→ **Given exercise**
Print out the material that follows word for word.
++++ Dataset content ++++
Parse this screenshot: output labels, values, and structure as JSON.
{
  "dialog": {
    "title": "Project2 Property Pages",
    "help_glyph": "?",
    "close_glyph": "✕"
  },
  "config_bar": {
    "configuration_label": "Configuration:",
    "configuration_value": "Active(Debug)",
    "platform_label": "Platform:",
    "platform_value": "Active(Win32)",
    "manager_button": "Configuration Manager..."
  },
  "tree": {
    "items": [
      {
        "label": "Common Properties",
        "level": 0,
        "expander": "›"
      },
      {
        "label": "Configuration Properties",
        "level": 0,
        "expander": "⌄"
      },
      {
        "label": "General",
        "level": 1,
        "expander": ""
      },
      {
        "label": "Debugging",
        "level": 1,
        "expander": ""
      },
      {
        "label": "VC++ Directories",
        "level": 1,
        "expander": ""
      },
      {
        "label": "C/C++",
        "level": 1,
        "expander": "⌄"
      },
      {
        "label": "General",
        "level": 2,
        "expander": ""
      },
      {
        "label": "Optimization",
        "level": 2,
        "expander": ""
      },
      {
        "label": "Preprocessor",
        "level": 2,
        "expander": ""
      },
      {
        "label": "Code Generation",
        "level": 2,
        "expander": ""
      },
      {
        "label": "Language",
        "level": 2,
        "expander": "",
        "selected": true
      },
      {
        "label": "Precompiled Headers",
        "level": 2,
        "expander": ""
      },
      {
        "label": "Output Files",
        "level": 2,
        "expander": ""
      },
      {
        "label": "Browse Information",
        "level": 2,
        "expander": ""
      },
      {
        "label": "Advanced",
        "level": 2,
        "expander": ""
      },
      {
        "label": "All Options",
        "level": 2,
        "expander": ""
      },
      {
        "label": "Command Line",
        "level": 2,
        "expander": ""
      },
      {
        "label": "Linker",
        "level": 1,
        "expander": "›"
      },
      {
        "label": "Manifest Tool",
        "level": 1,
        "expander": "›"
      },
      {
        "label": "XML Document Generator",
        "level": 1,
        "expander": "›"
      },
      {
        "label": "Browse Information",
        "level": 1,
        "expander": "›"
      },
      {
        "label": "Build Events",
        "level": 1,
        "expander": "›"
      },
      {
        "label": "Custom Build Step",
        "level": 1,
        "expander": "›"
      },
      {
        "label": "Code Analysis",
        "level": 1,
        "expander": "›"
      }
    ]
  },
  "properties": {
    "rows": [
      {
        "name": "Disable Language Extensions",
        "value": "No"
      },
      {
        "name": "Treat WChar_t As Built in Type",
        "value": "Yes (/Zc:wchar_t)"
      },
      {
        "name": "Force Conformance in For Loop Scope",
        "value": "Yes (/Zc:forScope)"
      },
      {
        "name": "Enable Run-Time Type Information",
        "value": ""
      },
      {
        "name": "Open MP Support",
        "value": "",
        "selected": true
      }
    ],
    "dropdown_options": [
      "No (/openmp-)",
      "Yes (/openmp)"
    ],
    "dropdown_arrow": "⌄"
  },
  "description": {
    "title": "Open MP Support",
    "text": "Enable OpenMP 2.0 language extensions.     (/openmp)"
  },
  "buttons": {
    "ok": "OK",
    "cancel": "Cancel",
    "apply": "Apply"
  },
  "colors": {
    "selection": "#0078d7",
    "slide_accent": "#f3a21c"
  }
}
++++
→ **Final result**
Parse this screenshot: output labels, values, and structure as JSON.
{
  "dialog": {
    "title": "Project2 Property Pages",
    "help_glyph": "?",
    "close_glyph": "✕"
  },
  "config_bar": {
    "configuration_label": "Configuration:",
    "configuration_value": "Active(Debug)",
    "platform_label": "Platform:",
    "platform_value": "Active(Win32)",
    "manager_button": "Configuration Manager..."
  },
  "tree": {
    "items": [
      {
        "label": "Common Properties",
        "level": 0,
        "expander": "›"
      },
      {
        "label": "Configuration Properties",
        "level": 0,
        "expander": "⌄"
      },
      {
        "label": "General",
        "level": 1,
        "expander": ""
      },
      {
        "label": "Debugging",
        "level": 1,
        "expander": ""
      },
      {
        "label": "VC++ Directories",
        "level": 1,
        "expander": ""
      },
      {
        "label": "C/C++",
        "level": 1,
        "expander": "⌄"
      },
      {
        "label": "General",
        "level": 2,
        "expander": ""
      },
      {
        "label": "Optimization",
        "level": 2,
        "expander": ""
      },
      {
        "label": "Preprocessor",
        "level": 2,
        "expander": ""
      },
      {
        "label": "Code Generation",
        "level": 2,
        "expander": ""
      },
      {
        "label": "Language",
        "level": 2,
        "expander": "",
        "selected": true
      },
      {
        "label": "Precompiled Headers",
        "level": 2,
        "expander": ""
      },
      {
        "label": "Output Files",
        "level": 2,
        "expander": ""
      },
      {
        "label": "Browse Information",
        "level": 2,
        "expander": ""
      },
      {
        "label": "Advanced",
        "level": 2,
        "expander": ""
      },
      {
        "label": "All Options",
        "level": 2,
        "expander": ""
      },
      {
        "label": "Command Line",
        "level": 2,
        "expander": ""
      },
      {
        "label": "Linker",
        "level": 1,
        "expander": "›"
      },
      {
        "label": "Manifest Tool",
        "level": 1,
        "expander": "›"
      },
      {
        "label": "XML Document Generator",
        "level": 1,
        "expander": "›"
      },
      {
        "label": "Browse Information",
        "level": 1,
        "expander": "›"
      },
      {
        "label": "Build Events",
        "level": 1,
        "expander": "›"
      },
      {
        "label": "Custom Build Step",
        "level": 1,
        "expander": "›"
      },
      {
        "label": "Code Analysis",
        "level": 1,
        "expander": "›"
      }
    ]
  },
  "properties": {
    "rows": [
      {
        "name": "Disable Language Extensions",
        "value": "No"
      },
      {
        "name": "Treat WChar_t As Built in Type",
        "value": "Yes (/Zc:wchar_t)"
      },
      {
        "name": "Force Conformance in For Loop Scope",
        "value": "Yes (/Zc:forScope)"
      },
      {
        "name": "Enable Run-Time Type Information",
        "value": ""
      },
      {
        "name": "Open MP Support",
        "value": "",
        "selected": true
      }
    ],
    "dropdown_options": [
      "No (/openmp-)",
      "Yes (/openmp)"
    ],
    "dropdown_arrow": "⌄"
  },
  "description": {
    "title": "Open MP Support",
    "text": "Enable OpenMP 2.0 language extensions.     (/openmp)"
  },
  "buttons": {
    "ok": "OK",
    "cancel": "Cancel",
    "apply": "Apply"
  },
  "colors": {
    "selection": "#0078d7",
    "slide_accent": "#f3a21c"
  }
}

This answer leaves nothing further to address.